**EXERCISE PROMPT:**
Reproduce every line of the material below, word for word and in the same order.

[Bounding box annotation data]
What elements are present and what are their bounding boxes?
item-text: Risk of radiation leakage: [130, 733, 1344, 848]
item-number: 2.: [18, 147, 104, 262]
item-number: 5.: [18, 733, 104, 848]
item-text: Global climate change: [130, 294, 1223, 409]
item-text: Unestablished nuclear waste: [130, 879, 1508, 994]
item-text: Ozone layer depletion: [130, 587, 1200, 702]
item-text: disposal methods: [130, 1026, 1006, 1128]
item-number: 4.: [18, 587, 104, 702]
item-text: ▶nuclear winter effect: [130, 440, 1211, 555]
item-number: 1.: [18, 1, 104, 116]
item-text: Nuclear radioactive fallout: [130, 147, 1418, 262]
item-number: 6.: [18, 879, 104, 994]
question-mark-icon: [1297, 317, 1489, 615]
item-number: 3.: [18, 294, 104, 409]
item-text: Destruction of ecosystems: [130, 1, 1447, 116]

**EXERCISE OUTPUT:**
What elements are present and what are their bounding boxes?
item-text: Risk of radiation leakage: [130, 733, 1344, 848]
item-number: 2.: [18, 147, 104, 262]
item-number: 5.: [18, 733, 104, 848]
item-text: Global climate change: [130, 294, 1223, 409]
item-text: Unestablished nuclear waste: [130, 879, 1508, 994]
item-text: Ozone layer depletion: [130, 587, 1200, 702]
item-text: disposal methods: [130, 1026, 1006, 1128]
item-number: 4.: [18, 587, 104, 702]
item-text: ▶nuclear winter effect: [130, 440, 1211, 555]
item-number: 1.: [18, 1, 104, 116]
item-text: Nuclear radioactive fallout: [130, 147, 1418, 262]
item-number: 6.: [18, 879, 104, 994]
question-mark-icon: [1297, 317, 1489, 615]
item-number: 3.: [18, 294, 104, 409]
item-text: Destruction of ecosystems: [130, 1, 1447, 116]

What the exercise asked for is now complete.